** START DATA ROWS **
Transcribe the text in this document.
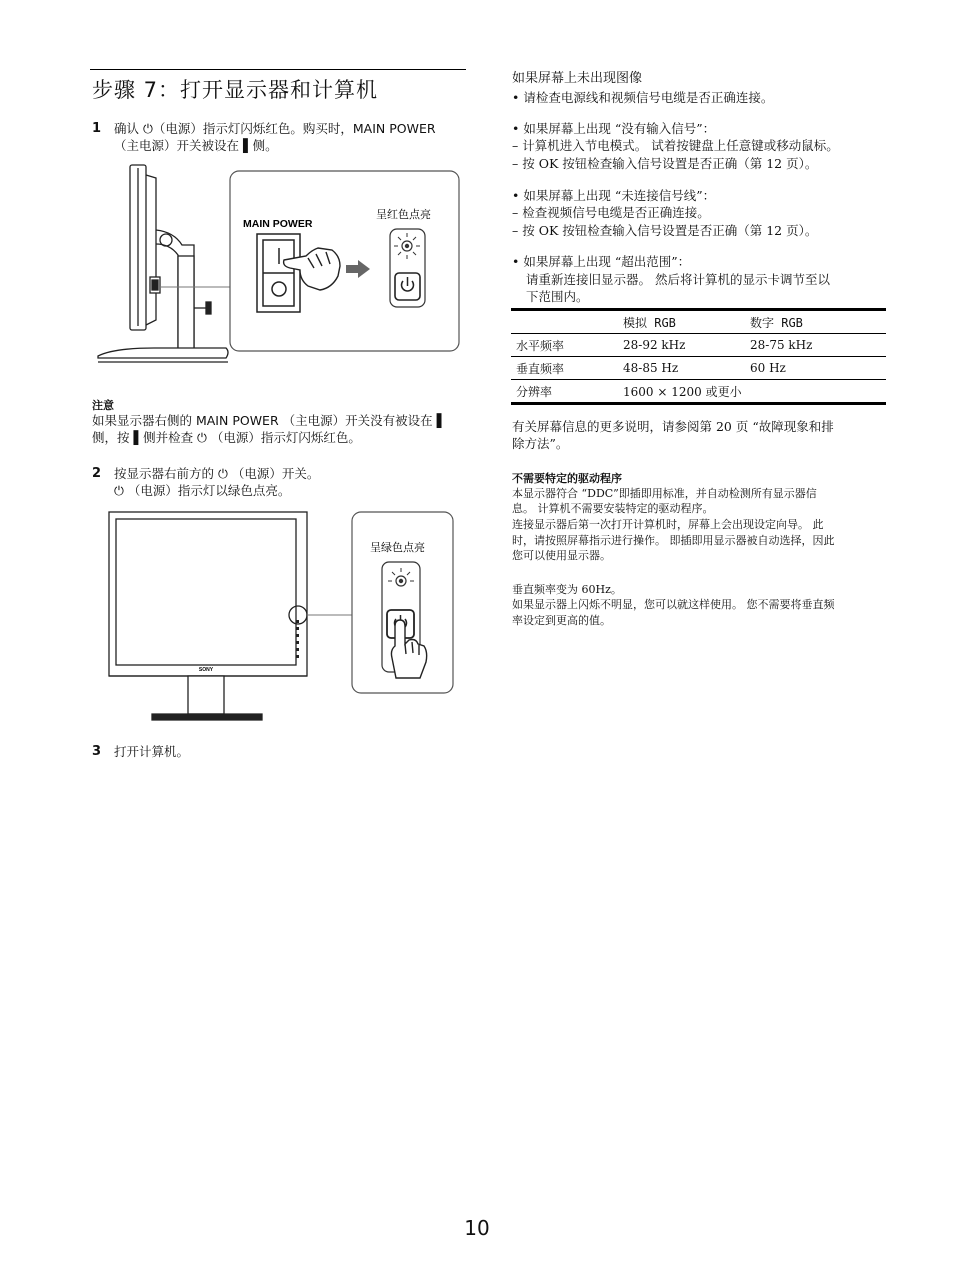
步骤 7：打开显示器和计算机
1 确认 ⏻（电源）指示灯闪烁红色。购买时，MAIN POWER
（主电源）开关被设在 ▌侧。
MAIN POWER
呈红色点亮
注意
如果显示器右侧的 MAIN POWER （主电源）开关没有被设在 ▌
侧，按 ▌侧并检查 ⏻ （电源）指示灯闪烁红色。
2 按显示器右前方的 ⏻ （电源）开关。
⏻ （电源）指示灯以绿色点亮。
SONY
呈绿色点亮
3 打开计算机。
如果屏幕上未出现图像
• 请检查电源线和视频信号电缆是否正确连接。
• 如果屏幕上出现 “没有输入信号”：
– 计算机进入节电模式。 试着按键盘上任意键或移动鼠标。
– 按 OK 按钮检查输入信号设置是否正确（第 12 页）。
• 如果屏幕上出现 “未连接信号线”：
– 检查视频信号电缆是否正确连接。
– 按 OK 按钮检查输入信号设置是否正确（第 12 页）。
• 如果屏幕上出现 “超出范围”：
请重新连接旧显示器。 然后将计算机的显示卡调节至以
下范围内。
	模拟 RGB	数字 RGB
水平频率	28-92 kHz	28-75 kHz
垂直频率	48-85 Hz	60 Hz
分辨率	1600 × 1200 或更小	
有关屏幕信息的更多说明，请参阅第 20 页 “故障现象和排
除方法”。
不需要特定的驱动程序
本显示器符合 “DDC”即插即用标准，并自动检测所有显示器信
息。 计算机不需要安装特定的驱动程序。
连接显示器后第一次打开计算机时，屏幕上会出现设定向导。 此
时，请按照屏幕指示进行操作。 即插即用显示器被自动选择，因此
您可以使用显示器。
垂直频率变为 60Hz。
如果显示器上闪烁不明显，您可以就这样使用。 您不需要将垂直频
率设定到更高的值。
10
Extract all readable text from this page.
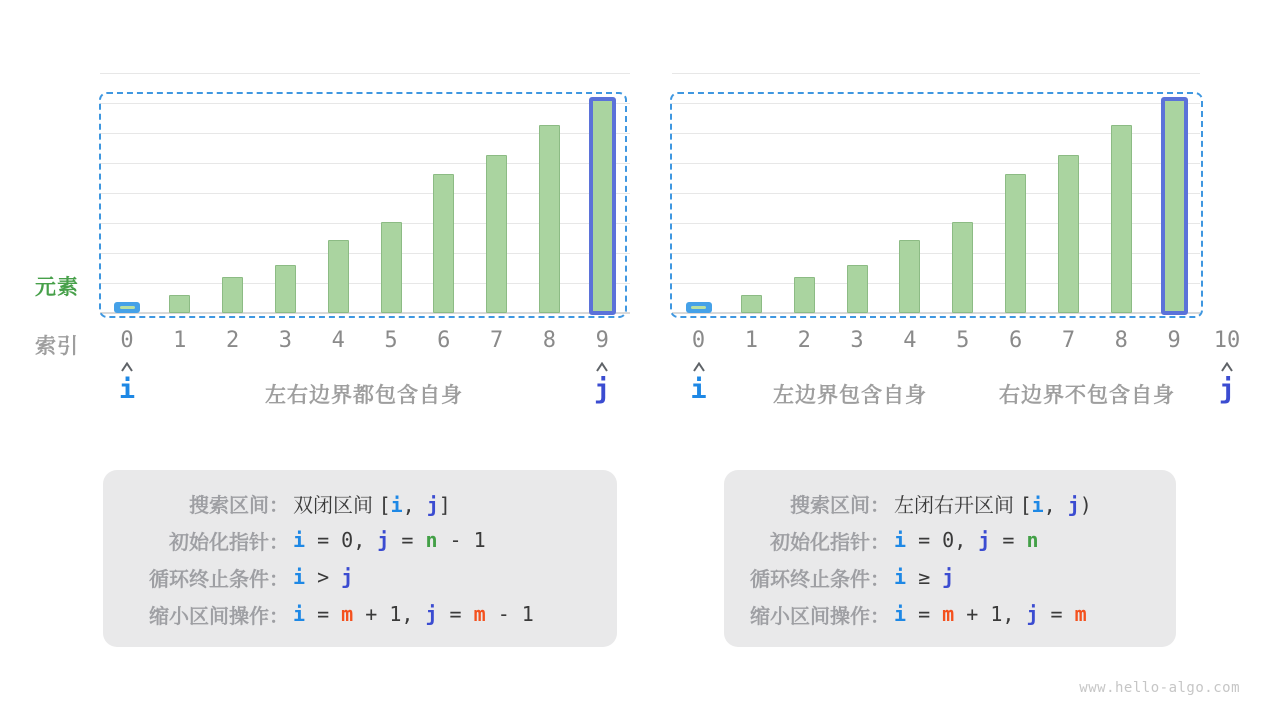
元素
索引	0	1	2	3	4	5	6	7	8	9
i	j
左右边界都包含自身
0	1	2	3	4	5	6	7	8	9	10
i	j
左边界包含自身	右边界不包含自身
搜索区间： 双闭区间 [i, j]
初始化指针： i = 0, j = n - 1
循环终止条件： i > j
缩小区间操作： i = m + 1, j = m - 1
搜索区间： 左闭右开区间 [i, j)
初始化指针： i = 0, j = n
循环终止条件： i ≥ j
缩小区间操作： i = m + 1, j = m
www.hello-algo.com
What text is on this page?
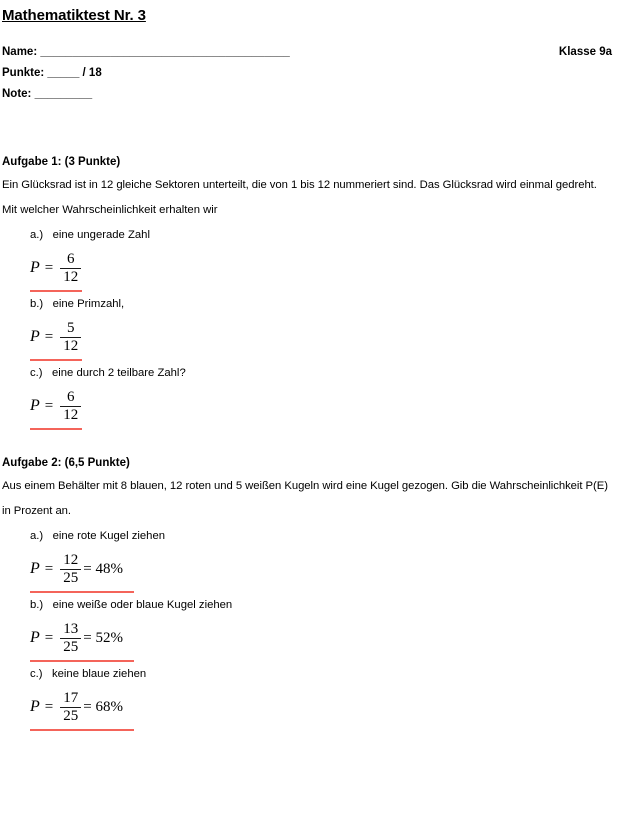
Mathematiktest Nr. 3
Name: _______________________________________	Klasse 9a
Punkte: _____ / 18
Note: _________
Aufgabe 1: (3 Punkte)
Ein Glücksrad ist in 12 gleiche Sektoren unterteilt, die von 1 bis 12 nummeriert sind. Das Glücksrad wird einmal gedreht.
Mit welcher Wahrscheinlichkeit erhalten wir
a.)   eine ungerade Zahl
$P = \frac{6}{12}$
b.)   eine Primzahl,
$P = \frac{5}{12}$
c.)   eine durch 2 teilbare Zahl?
$P = \frac{6}{12}$
Aufgabe 2: (6,5 Punkte)
Aus einem Behälter mit 8 blauen, 12 roten und 5 weißen Kugeln wird eine Kugel gezogen. Gib die Wahrscheinlichkeit P(E) in Prozent an.
a.)   eine rote Kugel ziehen
$P = \frac{12}{25} = 48\%$
b.)   eine weiße oder blaue Kugel ziehen
$P = \frac{13}{25} = 52\%$
c.)   keine blaue ziehen
$P = \frac{17}{25} = 68\%$
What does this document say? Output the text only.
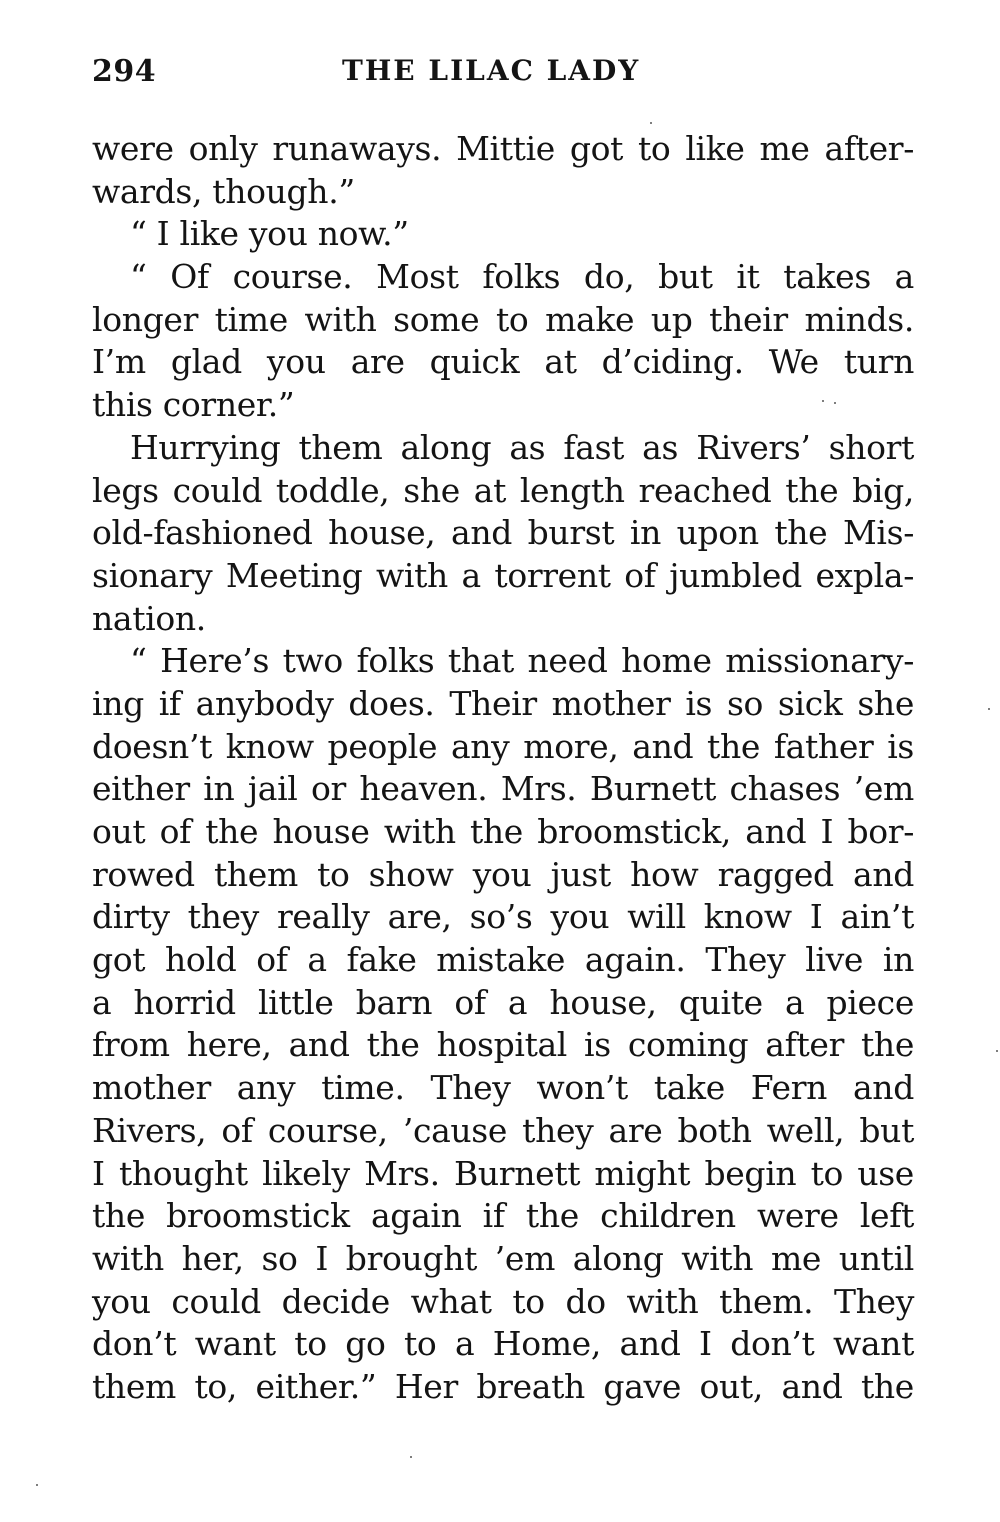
294	THE LILAC LADY
were only runaways. Mittie got to like me after-
wards, though.”
“ I like you now.”
“ Of course. Most folks do, but it takes a
longer time with some to make up their minds.
I’m glad you are quick at d’ciding. We turn
this corner.”
Hurrying them along as fast as Rivers’ short
legs could toddle, she at length reached the big,
old-fashioned house, and burst in upon the Mis-
sionary Meeting with a torrent of jumbled expla-
nation.
“ Here’s two folks that need home missionary-
ing if anybody does. Their mother is so sick she
doesn’t know people any more, and the father is
either in jail or heaven. Mrs. Burnett chases ’em
out of the house with the broomstick, and I bor-
rowed them to show you just how ragged and
dirty they really are, so’s you will know I ain’t
got hold of a fake mistake again. They live in
a horrid little barn of a house, quite a piece
from here, and the hospital is coming after the
mother any time. They won’t take Fern and
Rivers, of course, ’cause they are both well, but
I thought likely Mrs. Burnett might begin to use
the broomstick again if the children were left
with her, so I brought ’em along with me until
you could decide what to do with them. They
don’t want to go to a Home, and I don’t want
them to, either.” Her breath gave out, and the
** END DATA ROWS **
## REQUIREMENT
Give back the entries verbatim. Do not include any picture.

## EXPECTED ANSWER
Transcribe the text in this document.
步骤 7：打开显示器和计算机
1 确认 ⏻（电源）指示灯闪烁红色。购买时，MAIN POWER
（主电源）开关被设在 ▌侧。
MAIN POWER
呈红色点亮
注意
如果显示器右侧的 MAIN POWER （主电源）开关没有被设在 ▌
侧，按 ▌侧并检查 ⏻ （电源）指示灯闪烁红色。
2 按显示器右前方的 ⏻ （电源）开关。
⏻ （电源）指示灯以绿色点亮。
SONY
呈绿色点亮
3 打开计算机。
如果屏幕上未出现图像
• 请检查电源线和视频信号电缆是否正确连接。
• 如果屏幕上出现 “没有输入信号”：
– 计算机进入节电模式。 试着按键盘上任意键或移动鼠标。
– 按 OK 按钮检查输入信号设置是否正确（第 12 页）。
• 如果屏幕上出现 “未连接信号线”：
– 检查视频信号电缆是否正确连接。
– 按 OK 按钮检查输入信号设置是否正确（第 12 页）。
• 如果屏幕上出现 “超出范围”：
请重新连接旧显示器。 然后将计算机的显示卡调节至以
下范围内。
	模拟 RGB	数字 RGB
水平频率	28-92 kHz	28-75 kHz
垂直频率	48-85 Hz	60 Hz
分辨率	1600 × 1200 或更小	
有关屏幕信息的更多说明，请参阅第 20 页 “故障现象和排
除方法”。
不需要特定的驱动程序
本显示器符合 “DDC”即插即用标准，并自动检测所有显示器信
息。 计算机不需要安装特定的驱动程序。
连接显示器后第一次打开计算机时，屏幕上会出现设定向导。 此
时，请按照屏幕指示进行操作。 即插即用显示器被自动选择，因此
您可以使用显示器。
垂直频率变为 60Hz。
如果显示器上闪烁不明显，您可以就这样使用。 您不需要将垂直频
率设定到更高的值。
10
Extract all readable text from this page.
元素
索引	0	1	2	3	4	5	6	7	8	9
i	j
左右边界都包含自身
0	1	2	3	4	5	6	7	8	9	10
i	j
左边界包含自身	右边界不包含自身
搜索区间： 双闭区间 [i, j]
初始化指针： i = 0, j = n - 1
循环终止条件： i > j
缩小区间操作： i = m + 1, j = m - 1
搜索区间： 左闭右开区间 [i, j)
初始化指针： i = 0, j = n
循环终止条件： i ≥ j
缩小区间操作： i = m + 1, j = m
www.hello-algo.com
What text is on this page?
Mathematiktest Nr. 3
Name: _______________________________________	Klasse 9a
Punkte: _____ / 18
Note: _________
Aufgabe 1: (3 Punkte)
Ein Glücksrad ist in 12 gleiche Sektoren unterteilt, die von 1 bis 12 nummeriert sind. Das Glücksrad wird einmal gedreht.
Mit welcher Wahrscheinlichkeit erhalten wir
a.)   eine ungerade Zahl
$P = \frac{6}{12}$
b.)   eine Primzahl,
$P = \frac{5}{12}$
c.)   eine durch 2 teilbare Zahl?
$P = \frac{6}{12}$
Aufgabe 2: (6,5 Punkte)
Aus einem Behälter mit 8 blauen, 12 roten und 5 weißen Kugeln wird eine Kugel gezogen. Gib die Wahrscheinlichkeit P(E) in Prozent an.
a.)   eine rote Kugel ziehen
$P = \frac{12}{25} = 48\%$
b.)   eine weiße oder blaue Kugel ziehen
$P = \frac{13}{25} = 52\%$
c.)   keine blaue ziehen
$P = \frac{17}{25} = 68\%$
What does this document say? Output the text only.
294	THE LILAC LADY
were only runaways. Mittie got to like me after-
wards, though.”
“ I like you now.”
“ Of course. Most folks do, but it takes a
longer time with some to make up their minds.
I’m glad you are quick at d’ciding. We turn
this corner.”
Hurrying them along as fast as Rivers’ short
legs could toddle, she at length reached the big,
old-fashioned house, and burst in upon the Mis-
sionary Meeting with a torrent of jumbled expla-
nation.
“ Here’s two folks that need home missionary-
ing if anybody does. Their mother is so sick she
doesn’t know people any more, and the father is
either in jail or heaven. Mrs. Burnett chases ’em
out of the house with the broomstick, and I bor-
rowed them to show you just how ragged and
dirty they really are, so’s you will know I ain’t
got hold of a fake mistake again. They live in
a horrid little barn of a house, quite a piece
from here, and the hospital is coming after the
mother any time. They won’t take Fern and
Rivers, of course, ’cause they are both well, but
I thought likely Mrs. Burnett might begin to use
the broomstick again if the children were left
with her, so I brought ’em along with me until
you could decide what to do with them. They
don’t want to go to a Home, and I don’t want
them to, either.” Her breath gave out, and the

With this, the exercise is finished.